Identify each line holding the string "text" and copy it.
□ □ □ □ □
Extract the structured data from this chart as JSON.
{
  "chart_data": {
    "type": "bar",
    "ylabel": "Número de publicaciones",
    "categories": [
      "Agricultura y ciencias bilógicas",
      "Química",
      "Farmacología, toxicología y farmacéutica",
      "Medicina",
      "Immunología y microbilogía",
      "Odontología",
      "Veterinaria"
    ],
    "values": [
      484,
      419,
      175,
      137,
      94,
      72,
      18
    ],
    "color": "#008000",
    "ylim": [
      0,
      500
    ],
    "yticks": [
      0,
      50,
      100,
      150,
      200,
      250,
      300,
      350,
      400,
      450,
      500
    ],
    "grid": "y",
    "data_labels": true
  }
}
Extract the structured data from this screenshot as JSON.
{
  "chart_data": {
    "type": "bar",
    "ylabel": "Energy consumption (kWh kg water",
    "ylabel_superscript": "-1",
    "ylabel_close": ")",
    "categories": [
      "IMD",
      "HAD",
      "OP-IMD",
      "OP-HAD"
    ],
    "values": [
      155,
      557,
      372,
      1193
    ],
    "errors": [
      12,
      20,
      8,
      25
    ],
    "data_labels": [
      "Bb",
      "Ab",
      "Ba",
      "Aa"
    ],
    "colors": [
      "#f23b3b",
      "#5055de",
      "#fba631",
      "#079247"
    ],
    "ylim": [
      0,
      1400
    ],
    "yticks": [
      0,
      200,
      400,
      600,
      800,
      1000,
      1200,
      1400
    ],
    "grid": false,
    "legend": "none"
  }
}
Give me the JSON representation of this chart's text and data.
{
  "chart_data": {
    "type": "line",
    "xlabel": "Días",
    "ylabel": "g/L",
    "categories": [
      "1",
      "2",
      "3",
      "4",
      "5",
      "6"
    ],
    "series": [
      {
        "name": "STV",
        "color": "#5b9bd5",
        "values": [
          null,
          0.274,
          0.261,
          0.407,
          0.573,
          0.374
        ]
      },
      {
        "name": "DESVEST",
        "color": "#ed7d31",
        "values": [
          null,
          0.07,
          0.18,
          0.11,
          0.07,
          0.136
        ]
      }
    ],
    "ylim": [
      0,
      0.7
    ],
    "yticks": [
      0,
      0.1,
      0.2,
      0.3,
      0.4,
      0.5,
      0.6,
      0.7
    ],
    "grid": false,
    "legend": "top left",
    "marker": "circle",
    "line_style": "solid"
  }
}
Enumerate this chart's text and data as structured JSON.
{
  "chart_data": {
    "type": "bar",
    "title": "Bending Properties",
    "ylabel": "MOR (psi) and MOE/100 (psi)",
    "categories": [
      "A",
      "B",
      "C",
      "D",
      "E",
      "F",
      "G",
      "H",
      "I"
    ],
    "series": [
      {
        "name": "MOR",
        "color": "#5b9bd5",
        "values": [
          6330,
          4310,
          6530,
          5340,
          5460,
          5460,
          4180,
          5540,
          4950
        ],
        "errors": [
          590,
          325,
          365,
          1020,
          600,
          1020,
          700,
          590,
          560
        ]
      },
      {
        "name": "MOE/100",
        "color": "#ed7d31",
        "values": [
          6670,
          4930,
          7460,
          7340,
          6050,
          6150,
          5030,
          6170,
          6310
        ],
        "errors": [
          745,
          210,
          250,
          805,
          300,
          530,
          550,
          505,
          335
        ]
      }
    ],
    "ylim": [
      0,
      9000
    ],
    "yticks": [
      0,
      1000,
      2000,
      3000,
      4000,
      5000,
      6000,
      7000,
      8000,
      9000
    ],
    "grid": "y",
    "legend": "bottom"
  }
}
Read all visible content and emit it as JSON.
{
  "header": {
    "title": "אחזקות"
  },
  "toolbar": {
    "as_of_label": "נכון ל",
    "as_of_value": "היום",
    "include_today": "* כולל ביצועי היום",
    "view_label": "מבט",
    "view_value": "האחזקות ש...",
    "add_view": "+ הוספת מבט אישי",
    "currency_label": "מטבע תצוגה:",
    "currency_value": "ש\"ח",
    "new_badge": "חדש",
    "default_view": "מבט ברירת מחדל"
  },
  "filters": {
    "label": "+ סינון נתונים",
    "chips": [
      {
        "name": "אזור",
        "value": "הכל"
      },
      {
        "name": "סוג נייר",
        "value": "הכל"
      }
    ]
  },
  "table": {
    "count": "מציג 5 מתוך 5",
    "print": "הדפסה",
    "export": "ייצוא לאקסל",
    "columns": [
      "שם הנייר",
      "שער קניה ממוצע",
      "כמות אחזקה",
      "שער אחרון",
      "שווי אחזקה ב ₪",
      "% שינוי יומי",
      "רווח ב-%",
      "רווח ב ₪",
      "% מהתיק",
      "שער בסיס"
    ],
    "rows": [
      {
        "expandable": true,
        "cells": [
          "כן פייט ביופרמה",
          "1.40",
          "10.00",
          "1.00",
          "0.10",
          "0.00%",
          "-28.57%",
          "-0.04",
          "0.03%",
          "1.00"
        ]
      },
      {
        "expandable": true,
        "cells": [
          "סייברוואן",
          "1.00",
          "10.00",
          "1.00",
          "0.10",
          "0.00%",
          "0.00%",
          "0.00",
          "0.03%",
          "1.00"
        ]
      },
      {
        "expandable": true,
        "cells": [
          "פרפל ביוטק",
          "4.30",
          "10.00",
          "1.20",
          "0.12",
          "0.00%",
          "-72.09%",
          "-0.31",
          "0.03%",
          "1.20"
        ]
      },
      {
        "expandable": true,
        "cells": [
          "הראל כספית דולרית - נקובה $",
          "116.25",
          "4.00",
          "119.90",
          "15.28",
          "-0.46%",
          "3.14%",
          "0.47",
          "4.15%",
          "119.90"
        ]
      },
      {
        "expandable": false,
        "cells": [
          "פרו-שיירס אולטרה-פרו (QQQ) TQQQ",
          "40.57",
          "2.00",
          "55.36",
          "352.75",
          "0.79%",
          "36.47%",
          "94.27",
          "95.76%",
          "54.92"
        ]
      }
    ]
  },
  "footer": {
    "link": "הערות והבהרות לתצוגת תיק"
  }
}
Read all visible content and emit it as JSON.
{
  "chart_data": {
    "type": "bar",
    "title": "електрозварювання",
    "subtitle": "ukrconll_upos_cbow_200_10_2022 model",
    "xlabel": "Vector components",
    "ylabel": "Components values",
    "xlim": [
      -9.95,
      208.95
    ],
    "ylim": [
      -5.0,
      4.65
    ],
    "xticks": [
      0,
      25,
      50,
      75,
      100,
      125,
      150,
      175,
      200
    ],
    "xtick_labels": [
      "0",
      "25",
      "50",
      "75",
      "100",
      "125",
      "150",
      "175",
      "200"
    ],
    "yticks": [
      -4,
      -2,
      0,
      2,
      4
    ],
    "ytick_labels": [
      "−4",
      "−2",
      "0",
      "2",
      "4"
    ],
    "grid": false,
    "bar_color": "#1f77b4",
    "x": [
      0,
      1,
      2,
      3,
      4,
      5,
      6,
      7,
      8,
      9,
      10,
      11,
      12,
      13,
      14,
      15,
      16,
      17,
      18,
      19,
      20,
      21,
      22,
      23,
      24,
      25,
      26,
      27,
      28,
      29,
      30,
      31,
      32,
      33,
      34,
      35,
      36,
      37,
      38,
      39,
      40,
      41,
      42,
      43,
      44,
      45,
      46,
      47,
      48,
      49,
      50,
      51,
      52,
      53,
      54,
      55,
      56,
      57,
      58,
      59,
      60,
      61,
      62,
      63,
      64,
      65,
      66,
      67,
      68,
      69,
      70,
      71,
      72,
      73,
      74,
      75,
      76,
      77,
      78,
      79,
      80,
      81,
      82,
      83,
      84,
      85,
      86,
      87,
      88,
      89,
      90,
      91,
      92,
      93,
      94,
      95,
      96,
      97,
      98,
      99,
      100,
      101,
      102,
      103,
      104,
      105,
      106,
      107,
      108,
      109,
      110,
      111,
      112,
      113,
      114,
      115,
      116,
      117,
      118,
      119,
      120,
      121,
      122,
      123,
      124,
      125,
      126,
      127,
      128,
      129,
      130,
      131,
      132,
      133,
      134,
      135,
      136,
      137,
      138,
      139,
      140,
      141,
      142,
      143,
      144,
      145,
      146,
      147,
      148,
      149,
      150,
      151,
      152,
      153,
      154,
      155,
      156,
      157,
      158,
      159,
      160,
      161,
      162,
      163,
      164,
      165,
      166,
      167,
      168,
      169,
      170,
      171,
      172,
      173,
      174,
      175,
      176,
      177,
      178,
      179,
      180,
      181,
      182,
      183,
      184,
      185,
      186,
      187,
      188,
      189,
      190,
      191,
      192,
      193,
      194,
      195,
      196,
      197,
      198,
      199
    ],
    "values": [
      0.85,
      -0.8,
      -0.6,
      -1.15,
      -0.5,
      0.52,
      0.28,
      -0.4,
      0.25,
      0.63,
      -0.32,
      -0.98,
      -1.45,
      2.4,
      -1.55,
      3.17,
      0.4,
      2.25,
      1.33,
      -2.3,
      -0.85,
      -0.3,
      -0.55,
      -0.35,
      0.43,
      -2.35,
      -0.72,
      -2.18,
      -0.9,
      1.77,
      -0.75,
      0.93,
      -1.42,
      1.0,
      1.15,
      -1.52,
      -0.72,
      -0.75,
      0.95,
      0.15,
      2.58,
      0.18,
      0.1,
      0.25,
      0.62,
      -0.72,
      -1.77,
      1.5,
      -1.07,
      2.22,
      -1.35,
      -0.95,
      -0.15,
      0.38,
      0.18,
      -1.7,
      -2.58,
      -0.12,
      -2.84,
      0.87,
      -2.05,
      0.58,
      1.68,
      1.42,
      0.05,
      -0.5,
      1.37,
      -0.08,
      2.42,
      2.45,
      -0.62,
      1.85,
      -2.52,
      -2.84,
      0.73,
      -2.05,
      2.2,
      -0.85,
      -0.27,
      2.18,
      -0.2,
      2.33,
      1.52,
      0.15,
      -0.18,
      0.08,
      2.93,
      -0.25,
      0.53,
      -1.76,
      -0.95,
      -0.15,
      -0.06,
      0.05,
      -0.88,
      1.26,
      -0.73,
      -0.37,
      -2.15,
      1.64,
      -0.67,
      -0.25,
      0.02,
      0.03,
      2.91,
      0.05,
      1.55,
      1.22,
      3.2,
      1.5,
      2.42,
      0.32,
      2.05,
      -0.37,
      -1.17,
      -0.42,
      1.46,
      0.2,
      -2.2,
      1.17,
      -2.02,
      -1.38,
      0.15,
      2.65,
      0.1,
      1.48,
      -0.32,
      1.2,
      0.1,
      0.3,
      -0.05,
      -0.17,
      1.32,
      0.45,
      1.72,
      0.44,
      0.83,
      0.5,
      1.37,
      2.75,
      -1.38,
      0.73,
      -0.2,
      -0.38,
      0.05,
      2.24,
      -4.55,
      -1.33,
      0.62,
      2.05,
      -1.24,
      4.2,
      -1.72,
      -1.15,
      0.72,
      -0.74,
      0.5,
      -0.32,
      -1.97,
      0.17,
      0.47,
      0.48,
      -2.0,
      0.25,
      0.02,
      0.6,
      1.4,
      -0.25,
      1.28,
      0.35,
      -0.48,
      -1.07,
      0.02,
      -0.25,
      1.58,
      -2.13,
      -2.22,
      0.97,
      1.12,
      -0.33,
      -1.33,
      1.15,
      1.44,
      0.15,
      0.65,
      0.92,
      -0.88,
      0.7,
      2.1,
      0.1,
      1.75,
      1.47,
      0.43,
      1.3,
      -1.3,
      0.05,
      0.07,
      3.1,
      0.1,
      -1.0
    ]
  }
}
□ □ □ □ □
## FINISHED EXERCISE
Give me the JSON representation of this chart's text and data.
Enumerate this chart's text and data as structured JSON.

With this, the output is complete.